Transcribe the data that follows precisely, omitting nothing.

Collection entries
* * * *

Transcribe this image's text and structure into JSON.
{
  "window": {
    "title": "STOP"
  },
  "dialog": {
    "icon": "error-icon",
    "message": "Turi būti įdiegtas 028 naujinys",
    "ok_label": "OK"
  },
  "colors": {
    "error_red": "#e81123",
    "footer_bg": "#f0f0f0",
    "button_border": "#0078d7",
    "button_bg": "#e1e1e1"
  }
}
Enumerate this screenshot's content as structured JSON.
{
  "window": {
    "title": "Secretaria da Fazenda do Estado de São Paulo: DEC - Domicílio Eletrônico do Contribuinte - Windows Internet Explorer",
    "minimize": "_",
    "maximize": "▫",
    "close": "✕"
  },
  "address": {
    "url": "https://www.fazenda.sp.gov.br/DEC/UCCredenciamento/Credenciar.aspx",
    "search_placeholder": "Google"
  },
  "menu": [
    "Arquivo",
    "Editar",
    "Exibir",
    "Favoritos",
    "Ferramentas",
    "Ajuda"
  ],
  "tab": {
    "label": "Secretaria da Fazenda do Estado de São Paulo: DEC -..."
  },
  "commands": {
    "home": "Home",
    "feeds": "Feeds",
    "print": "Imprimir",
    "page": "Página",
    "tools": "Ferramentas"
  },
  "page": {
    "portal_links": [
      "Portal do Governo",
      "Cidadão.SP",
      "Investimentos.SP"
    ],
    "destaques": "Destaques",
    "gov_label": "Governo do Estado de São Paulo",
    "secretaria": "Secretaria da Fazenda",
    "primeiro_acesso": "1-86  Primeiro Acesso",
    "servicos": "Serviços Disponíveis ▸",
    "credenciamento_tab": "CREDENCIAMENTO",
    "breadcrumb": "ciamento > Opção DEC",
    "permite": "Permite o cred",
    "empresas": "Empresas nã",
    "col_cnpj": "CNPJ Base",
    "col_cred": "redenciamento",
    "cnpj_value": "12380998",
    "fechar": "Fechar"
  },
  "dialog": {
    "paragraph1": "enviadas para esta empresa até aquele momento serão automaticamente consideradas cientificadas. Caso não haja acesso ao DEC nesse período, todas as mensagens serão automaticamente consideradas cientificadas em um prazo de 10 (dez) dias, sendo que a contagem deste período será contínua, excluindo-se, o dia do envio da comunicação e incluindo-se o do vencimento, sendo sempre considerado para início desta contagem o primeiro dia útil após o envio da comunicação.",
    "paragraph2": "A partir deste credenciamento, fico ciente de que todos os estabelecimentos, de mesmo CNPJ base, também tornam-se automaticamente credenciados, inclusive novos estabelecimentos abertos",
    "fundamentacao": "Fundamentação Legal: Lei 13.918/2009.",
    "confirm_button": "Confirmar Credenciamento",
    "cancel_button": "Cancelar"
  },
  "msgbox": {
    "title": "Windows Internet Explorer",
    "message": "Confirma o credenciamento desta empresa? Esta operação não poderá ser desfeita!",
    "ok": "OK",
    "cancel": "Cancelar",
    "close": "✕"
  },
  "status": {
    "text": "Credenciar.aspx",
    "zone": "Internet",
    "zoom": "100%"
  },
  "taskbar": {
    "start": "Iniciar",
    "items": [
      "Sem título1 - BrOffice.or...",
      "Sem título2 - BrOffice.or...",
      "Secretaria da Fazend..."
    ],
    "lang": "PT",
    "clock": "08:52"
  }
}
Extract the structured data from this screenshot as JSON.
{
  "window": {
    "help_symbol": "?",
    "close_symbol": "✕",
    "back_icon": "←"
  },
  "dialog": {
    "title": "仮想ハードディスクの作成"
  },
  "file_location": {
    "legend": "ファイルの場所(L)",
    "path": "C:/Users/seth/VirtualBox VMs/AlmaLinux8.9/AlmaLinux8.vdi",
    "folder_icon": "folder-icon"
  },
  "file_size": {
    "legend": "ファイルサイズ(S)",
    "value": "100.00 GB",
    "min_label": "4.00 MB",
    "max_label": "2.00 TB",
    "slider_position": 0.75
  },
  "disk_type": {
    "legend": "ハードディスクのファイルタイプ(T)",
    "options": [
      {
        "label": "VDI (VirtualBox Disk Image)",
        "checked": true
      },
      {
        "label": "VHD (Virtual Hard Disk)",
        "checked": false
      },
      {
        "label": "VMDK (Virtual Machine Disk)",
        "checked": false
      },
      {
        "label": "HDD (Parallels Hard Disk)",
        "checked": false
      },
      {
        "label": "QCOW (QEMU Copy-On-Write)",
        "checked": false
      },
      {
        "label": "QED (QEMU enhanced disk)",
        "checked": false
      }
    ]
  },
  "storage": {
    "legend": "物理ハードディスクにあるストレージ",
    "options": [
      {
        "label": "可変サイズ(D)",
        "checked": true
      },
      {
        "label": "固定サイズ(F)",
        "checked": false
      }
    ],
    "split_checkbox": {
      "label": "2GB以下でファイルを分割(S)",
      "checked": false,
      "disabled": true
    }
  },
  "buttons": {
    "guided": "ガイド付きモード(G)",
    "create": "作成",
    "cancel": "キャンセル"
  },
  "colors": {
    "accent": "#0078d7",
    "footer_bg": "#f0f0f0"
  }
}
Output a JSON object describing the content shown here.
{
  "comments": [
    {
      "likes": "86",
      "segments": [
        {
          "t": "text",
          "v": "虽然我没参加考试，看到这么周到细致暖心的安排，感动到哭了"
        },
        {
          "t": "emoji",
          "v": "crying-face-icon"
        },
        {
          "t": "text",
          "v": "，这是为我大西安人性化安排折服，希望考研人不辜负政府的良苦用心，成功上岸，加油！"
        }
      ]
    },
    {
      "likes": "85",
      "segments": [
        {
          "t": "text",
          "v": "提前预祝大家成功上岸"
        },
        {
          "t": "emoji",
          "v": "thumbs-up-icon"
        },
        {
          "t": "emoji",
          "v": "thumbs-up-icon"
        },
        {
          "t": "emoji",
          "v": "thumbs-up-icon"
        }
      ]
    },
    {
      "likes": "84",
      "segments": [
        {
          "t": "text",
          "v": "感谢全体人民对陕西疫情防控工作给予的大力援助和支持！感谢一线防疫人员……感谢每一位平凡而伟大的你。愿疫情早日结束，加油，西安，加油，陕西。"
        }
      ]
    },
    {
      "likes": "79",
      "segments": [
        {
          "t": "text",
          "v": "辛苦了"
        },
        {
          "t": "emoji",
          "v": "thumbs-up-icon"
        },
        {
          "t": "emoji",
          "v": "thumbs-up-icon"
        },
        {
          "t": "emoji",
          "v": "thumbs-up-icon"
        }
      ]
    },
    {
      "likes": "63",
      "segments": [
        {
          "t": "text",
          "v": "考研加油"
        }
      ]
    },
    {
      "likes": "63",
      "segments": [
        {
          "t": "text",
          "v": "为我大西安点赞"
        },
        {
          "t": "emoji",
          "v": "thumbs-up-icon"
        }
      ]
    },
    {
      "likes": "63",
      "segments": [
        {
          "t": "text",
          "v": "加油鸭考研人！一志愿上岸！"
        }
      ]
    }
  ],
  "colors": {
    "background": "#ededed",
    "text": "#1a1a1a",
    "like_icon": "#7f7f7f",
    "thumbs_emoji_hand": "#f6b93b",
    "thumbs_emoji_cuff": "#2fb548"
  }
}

* * * *

Response to this exercise =>
Transcribe this image's text and structure into JSON.
{
  "window": {
    "title": "STOP"
  },
  "dialog": {
    "icon": "error-icon",
    "message": "Turi būti įdiegtas 028 naujinys",
    "ok_label": "OK"
  },
  "colors": {
    "error_red": "#e81123",
    "footer_bg": "#f0f0f0",
    "button_border": "#0078d7",
    "button_bg": "#e1e1e1"
  }
}
Enumerate this screenshot's content as structured JSON.
{
  "window": {
    "title": "Secretaria da Fazenda do Estado de São Paulo: DEC - Domicílio Eletrônico do Contribuinte - Windows Internet Explorer",
    "minimize": "_",
    "maximize": "▫",
    "close": "✕"
  },
  "address": {
    "url": "https://www.fazenda.sp.gov.br/DEC/UCCredenciamento/Credenciar.aspx",
    "search_placeholder": "Google"
  },
  "menu": [
    "Arquivo",
    "Editar",
    "Exibir",
    "Favoritos",
    "Ferramentas",
    "Ajuda"
  ],
  "tab": {
    "label": "Secretaria da Fazenda do Estado de São Paulo: DEC -..."
  },
  "commands": {
    "home": "Home",
    "feeds": "Feeds",
    "print": "Imprimir",
    "page": "Página",
    "tools": "Ferramentas"
  },
  "page": {
    "portal_links": [
      "Portal do Governo",
      "Cidadão.SP",
      "Investimentos.SP"
    ],
    "destaques": "Destaques",
    "gov_label": "Governo do Estado de São Paulo",
    "secretaria": "Secretaria da Fazenda",
    "primeiro_acesso": "1-86  Primeiro Acesso",
    "servicos": "Serviços Disponíveis ▸",
    "credenciamento_tab": "CREDENCIAMENTO",
    "breadcrumb": "ciamento > Opção DEC",
    "permite": "Permite o cred",
    "empresas": "Empresas nã",
    "col_cnpj": "CNPJ Base",
    "col_cred": "redenciamento",
    "cnpj_value": "12380998",
    "fechar": "Fechar"
  },
  "dialog": {
    "paragraph1": "enviadas para esta empresa até aquele momento serão automaticamente consideradas cientificadas. Caso não haja acesso ao DEC nesse período, todas as mensagens serão automaticamente consideradas cientificadas em um prazo de 10 (dez) dias, sendo que a contagem deste período será contínua, excluindo-se, o dia do envio da comunicação e incluindo-se o do vencimento, sendo sempre considerado para início desta contagem o primeiro dia útil após o envio da comunicação.",
    "paragraph2": "A partir deste credenciamento, fico ciente de que todos os estabelecimentos, de mesmo CNPJ base, também tornam-se automaticamente credenciados, inclusive novos estabelecimentos abertos",
    "fundamentacao": "Fundamentação Legal: Lei 13.918/2009.",
    "confirm_button": "Confirmar Credenciamento",
    "cancel_button": "Cancelar"
  },
  "msgbox": {
    "title": "Windows Internet Explorer",
    "message": "Confirma o credenciamento desta empresa? Esta operação não poderá ser desfeita!",
    "ok": "OK",
    "cancel": "Cancelar",
    "close": "✕"
  },
  "status": {
    "text": "Credenciar.aspx",
    "zone": "Internet",
    "zoom": "100%"
  },
  "taskbar": {
    "start": "Iniciar",
    "items": [
      "Sem título1 - BrOffice.or...",
      "Sem título2 - BrOffice.or...",
      "Secretaria da Fazend..."
    ],
    "lang": "PT",
    "clock": "08:52"
  }
}
Extract the structured data from this screenshot as JSON.
{
  "window": {
    "help_symbol": "?",
    "close_symbol": "✕",
    "back_icon": "←"
  },
  "dialog": {
    "title": "仮想ハードディスクの作成"
  },
  "file_location": {
    "legend": "ファイルの場所(L)",
    "path": "C:/Users/seth/VirtualBox VMs/AlmaLinux8.9/AlmaLinux8.vdi",
    "folder_icon": "folder-icon"
  },
  "file_size": {
    "legend": "ファイルサイズ(S)",
    "value": "100.00 GB",
    "min_label": "4.00 MB",
    "max_label": "2.00 TB",
    "slider_position": 0.75
  },
  "disk_type": {
    "legend": "ハードディスクのファイルタイプ(T)",
    "options": [
      {
        "label": "VDI (VirtualBox Disk Image)",
        "checked": true
      },
      {
        "label": "VHD (Virtual Hard Disk)",
        "checked": false
      },
      {
        "label": "VMDK (Virtual Machine Disk)",
        "checked": false
      },
      {
        "label": "HDD (Parallels Hard Disk)",
        "checked": false
      },
      {
        "label": "QCOW (QEMU Copy-On-Write)",
        "checked": false
      },
      {
        "label": "QED (QEMU enhanced disk)",
        "checked": false
      }
    ]
  },
  "storage": {
    "legend": "物理ハードディスクにあるストレージ",
    "options": [
      {
        "label": "可変サイズ(D)",
        "checked": true
      },
      {
        "label": "固定サイズ(F)",
        "checked": false
      }
    ],
    "split_checkbox": {
      "label": "2GB以下でファイルを分割(S)",
      "checked": false,
      "disabled": true
    }
  },
  "buttons": {
    "guided": "ガイド付きモード(G)",
    "create": "作成",
    "cancel": "キャンセル"
  },
  "colors": {
    "accent": "#0078d7",
    "footer_bg": "#f0f0f0"
  }
}
Output a JSON object describing the content shown here.
{
  "comments": [
    {
      "likes": "86",
      "segments": [
        {
          "t": "text",
          "v": "虽然我没参加考试，看到这么周到细致暖心的安排，感动到哭了"
        },
        {
          "t": "emoji",
          "v": "crying-face-icon"
        },
        {
          "t": "text",
          "v": "，这是为我大西安人性化安排折服，希望考研人不辜负政府的良苦用心，成功上岸，加油！"
        }
      ]
    },
    {
      "likes": "85",
      "segments": [
        {
          "t": "text",
          "v": "提前预祝大家成功上岸"
        },
        {
          "t": "emoji",
          "v": "thumbs-up-icon"
        },
        {
          "t": "emoji",
          "v": "thumbs-up-icon"
        },
        {
          "t": "emoji",
          "v": "thumbs-up-icon"
        }
      ]
    },
    {
      "likes": "84",
      "segments": [
        {
          "t": "text",
          "v": "感谢全体人民对陕西疫情防控工作给予的大力援助和支持！感谢一线防疫人员……感谢每一位平凡而伟大的你。愿疫情早日结束，加油，西安，加油，陕西。"
        }
      ]
    },
    {
      "likes": "79",
      "segments": [
        {
          "t": "text",
          "v": "辛苦了"
        },
        {
          "t": "emoji",
          "v": "thumbs-up-icon"
        },
        {
          "t": "emoji",
          "v": "thumbs-up-icon"
        },
        {
          "t": "emoji",
          "v": "thumbs-up-icon"
        }
      ]
    },
    {
      "likes": "63",
      "segments": [
        {
          "t": "text",
          "v": "考研加油"
        }
      ]
    },
    {
      "likes": "63",
      "segments": [
        {
          "t": "text",
          "v": "为我大西安点赞"
        },
        {
          "t": "emoji",
          "v": "thumbs-up-icon"
        }
      ]
    },
    {
      "likes": "63",
      "segments": [
        {
          "t": "text",
          "v": "加油鸭考研人！一志愿上岸！"
        }
      ]
    }
  ],
  "colors": {
    "background": "#ededed",
    "text": "#1a1a1a",
    "like_icon": "#7f7f7f",
    "thumbs_emoji_hand": "#f6b93b",
    "thumbs_emoji_cuff": "#2fb548"
  }
}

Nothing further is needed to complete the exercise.